▶ MATERIAL PROVIDED
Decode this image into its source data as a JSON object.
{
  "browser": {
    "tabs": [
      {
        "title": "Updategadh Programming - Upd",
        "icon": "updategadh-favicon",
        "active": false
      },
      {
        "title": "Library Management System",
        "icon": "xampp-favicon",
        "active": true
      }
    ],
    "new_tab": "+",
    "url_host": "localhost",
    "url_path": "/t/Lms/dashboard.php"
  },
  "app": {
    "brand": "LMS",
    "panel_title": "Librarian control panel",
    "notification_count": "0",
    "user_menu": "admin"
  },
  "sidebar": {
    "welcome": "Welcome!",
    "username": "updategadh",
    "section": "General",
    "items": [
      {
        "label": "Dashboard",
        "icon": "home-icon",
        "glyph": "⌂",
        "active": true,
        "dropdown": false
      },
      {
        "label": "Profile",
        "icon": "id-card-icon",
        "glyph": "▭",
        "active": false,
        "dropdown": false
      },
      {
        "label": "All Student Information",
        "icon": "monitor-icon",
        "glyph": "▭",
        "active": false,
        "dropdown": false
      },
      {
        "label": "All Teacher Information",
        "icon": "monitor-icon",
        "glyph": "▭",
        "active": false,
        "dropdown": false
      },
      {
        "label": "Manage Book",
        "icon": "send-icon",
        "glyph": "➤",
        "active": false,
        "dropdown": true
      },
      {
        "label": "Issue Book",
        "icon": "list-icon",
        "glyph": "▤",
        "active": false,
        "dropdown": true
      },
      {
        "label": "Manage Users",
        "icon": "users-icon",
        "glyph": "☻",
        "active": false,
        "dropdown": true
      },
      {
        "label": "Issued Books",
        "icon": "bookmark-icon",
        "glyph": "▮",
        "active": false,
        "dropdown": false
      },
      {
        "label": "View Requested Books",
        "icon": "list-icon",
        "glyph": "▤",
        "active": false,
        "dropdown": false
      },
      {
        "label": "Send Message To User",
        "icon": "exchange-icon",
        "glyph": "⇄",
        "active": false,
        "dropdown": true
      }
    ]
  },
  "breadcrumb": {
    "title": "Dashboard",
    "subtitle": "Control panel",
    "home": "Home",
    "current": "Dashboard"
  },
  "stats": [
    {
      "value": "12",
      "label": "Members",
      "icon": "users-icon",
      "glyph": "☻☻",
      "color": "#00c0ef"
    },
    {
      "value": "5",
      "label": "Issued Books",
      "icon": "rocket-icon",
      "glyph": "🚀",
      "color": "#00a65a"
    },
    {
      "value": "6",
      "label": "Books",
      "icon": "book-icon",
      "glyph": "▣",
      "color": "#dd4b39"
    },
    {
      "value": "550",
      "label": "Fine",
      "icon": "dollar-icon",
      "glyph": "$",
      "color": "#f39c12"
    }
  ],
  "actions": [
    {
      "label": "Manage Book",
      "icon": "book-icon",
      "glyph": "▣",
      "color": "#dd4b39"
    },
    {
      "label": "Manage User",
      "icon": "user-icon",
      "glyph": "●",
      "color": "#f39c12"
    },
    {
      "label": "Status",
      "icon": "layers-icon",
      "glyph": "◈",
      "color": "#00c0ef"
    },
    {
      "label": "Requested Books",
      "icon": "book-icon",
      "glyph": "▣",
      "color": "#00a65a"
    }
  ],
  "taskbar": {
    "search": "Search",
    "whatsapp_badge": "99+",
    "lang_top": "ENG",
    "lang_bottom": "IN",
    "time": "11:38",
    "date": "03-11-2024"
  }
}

▶ SET EXERCISE
Take every line that includes the string "favicon" and copy it.

▶ FINAL ANSWER
        "icon": "updategadh-favicon",
        "icon": "xampp-favicon",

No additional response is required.